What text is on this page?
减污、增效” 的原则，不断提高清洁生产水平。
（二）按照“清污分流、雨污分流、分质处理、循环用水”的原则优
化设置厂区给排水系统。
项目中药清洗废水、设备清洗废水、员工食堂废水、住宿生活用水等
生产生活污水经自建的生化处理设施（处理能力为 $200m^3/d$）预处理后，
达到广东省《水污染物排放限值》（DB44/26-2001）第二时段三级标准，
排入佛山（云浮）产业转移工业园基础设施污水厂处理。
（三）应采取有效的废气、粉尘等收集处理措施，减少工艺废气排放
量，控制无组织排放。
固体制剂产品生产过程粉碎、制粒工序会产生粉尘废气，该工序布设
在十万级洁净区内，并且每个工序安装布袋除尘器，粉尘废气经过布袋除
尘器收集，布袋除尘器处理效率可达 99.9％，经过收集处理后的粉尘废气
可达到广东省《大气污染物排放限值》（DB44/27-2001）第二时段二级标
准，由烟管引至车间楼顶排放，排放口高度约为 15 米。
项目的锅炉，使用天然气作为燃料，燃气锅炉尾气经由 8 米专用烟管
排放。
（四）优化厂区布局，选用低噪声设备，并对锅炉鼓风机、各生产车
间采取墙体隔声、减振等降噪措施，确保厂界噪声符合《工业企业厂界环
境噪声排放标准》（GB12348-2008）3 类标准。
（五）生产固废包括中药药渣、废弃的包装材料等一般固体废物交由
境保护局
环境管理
* * * * *
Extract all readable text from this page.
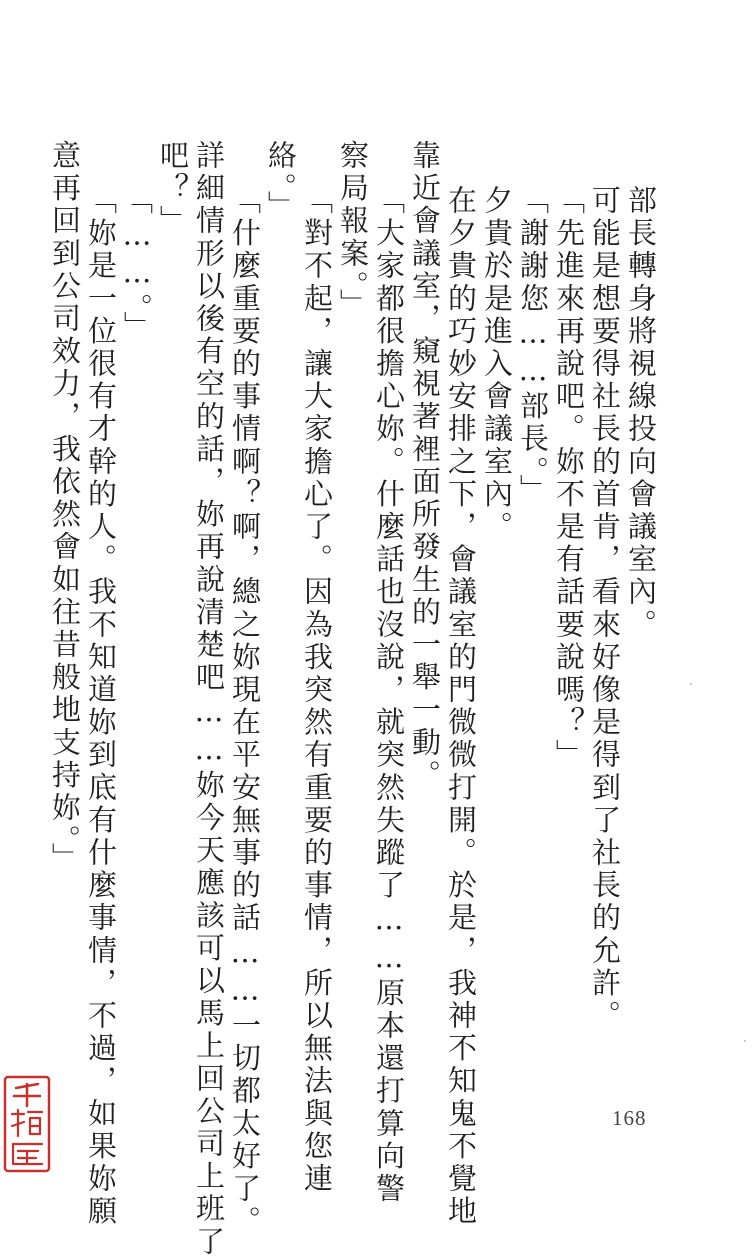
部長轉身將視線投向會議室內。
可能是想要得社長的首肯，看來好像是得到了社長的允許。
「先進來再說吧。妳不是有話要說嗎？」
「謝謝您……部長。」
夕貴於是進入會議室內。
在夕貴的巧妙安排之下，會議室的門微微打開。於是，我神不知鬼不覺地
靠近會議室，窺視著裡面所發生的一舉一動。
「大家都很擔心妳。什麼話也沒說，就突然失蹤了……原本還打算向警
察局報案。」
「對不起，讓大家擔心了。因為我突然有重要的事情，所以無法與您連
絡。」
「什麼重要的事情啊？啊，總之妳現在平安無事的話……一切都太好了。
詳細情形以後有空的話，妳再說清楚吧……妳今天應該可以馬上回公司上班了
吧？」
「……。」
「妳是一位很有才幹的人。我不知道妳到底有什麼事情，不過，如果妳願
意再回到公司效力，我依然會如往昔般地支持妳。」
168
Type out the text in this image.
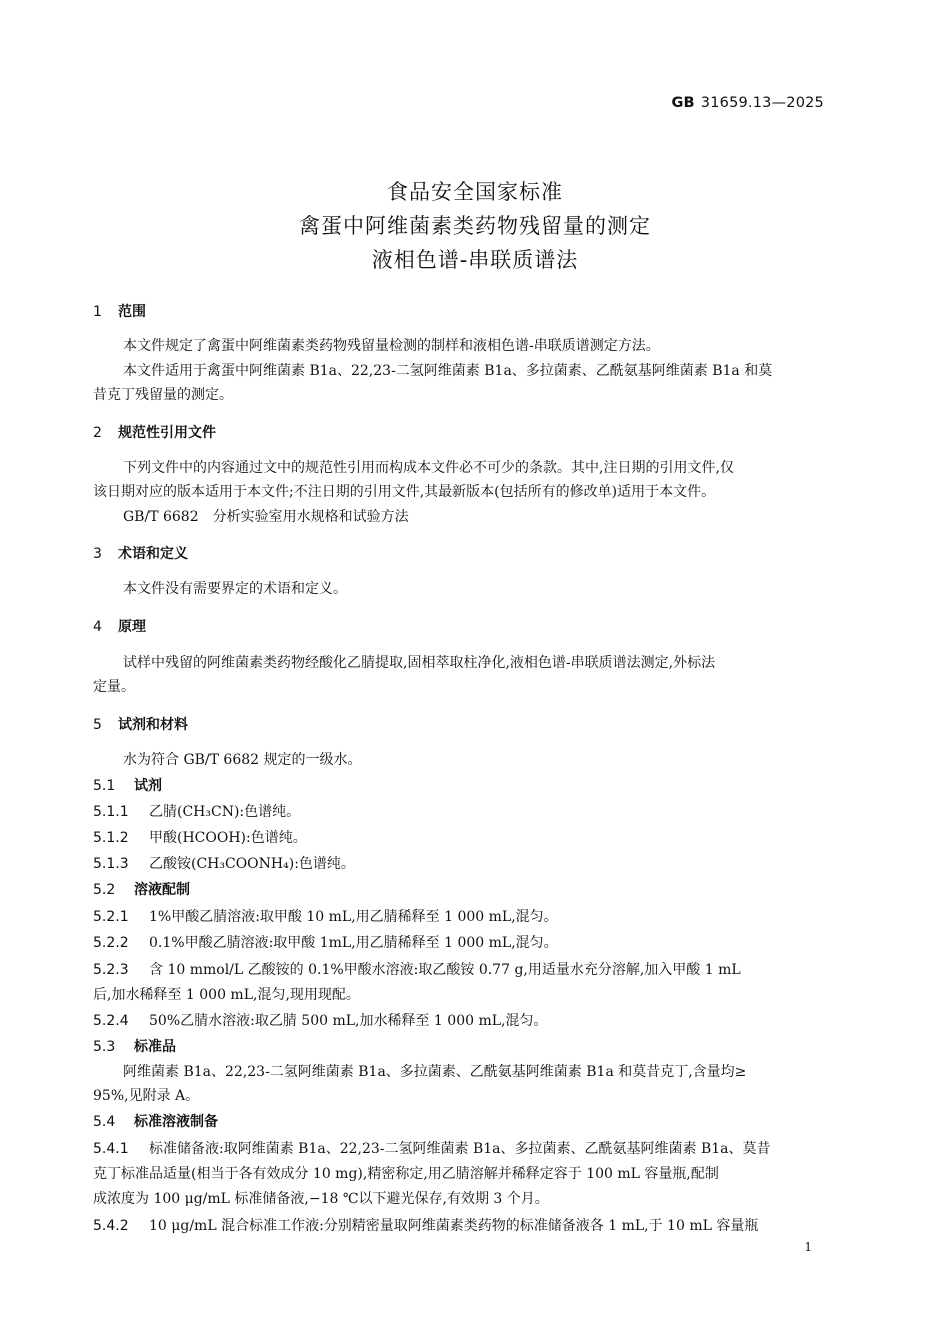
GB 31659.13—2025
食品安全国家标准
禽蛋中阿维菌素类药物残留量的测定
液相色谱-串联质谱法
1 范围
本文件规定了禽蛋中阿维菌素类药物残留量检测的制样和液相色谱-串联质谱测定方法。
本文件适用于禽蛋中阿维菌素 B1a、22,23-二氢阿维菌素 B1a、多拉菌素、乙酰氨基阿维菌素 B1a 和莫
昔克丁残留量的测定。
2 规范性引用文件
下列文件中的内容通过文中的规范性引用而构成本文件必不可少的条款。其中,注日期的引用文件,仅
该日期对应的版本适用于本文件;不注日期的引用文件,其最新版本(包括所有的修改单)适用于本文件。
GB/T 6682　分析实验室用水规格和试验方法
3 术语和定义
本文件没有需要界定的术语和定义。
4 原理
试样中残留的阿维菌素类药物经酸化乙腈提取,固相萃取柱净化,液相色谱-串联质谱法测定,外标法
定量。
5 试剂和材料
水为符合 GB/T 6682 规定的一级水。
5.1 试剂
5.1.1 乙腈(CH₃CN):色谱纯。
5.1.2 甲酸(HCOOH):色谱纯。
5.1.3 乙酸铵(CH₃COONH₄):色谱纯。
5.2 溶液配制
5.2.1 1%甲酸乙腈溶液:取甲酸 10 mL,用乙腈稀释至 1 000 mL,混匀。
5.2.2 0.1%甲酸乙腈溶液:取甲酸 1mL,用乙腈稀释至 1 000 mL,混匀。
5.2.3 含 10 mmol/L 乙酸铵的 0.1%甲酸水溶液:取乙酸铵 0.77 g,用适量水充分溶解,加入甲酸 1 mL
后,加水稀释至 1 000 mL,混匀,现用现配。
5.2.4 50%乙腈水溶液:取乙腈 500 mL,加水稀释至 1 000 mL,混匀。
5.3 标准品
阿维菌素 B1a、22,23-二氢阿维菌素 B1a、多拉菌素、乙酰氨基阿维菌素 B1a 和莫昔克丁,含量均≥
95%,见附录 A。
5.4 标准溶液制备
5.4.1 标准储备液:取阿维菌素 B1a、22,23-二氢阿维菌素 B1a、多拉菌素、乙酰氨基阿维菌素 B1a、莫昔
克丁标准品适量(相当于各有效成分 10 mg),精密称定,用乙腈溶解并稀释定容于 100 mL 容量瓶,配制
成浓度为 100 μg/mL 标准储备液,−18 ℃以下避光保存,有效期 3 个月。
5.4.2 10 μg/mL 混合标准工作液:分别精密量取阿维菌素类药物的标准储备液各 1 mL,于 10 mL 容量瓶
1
* * * * *
• WHAT IS BEING ASKED:
Pick each line holding the word "用乙腈稀释至" out of the data and copy it.

• CORRECT RESPONSE:
5.2.1 1%甲酸乙腈溶液:取甲酸 10 mL,用乙腈稀释至 1 000 mL,混匀。
5.2.2 0.1%甲酸乙腈溶液:取甲酸 1mL,用乙腈稀释至 1 000 mL,混匀。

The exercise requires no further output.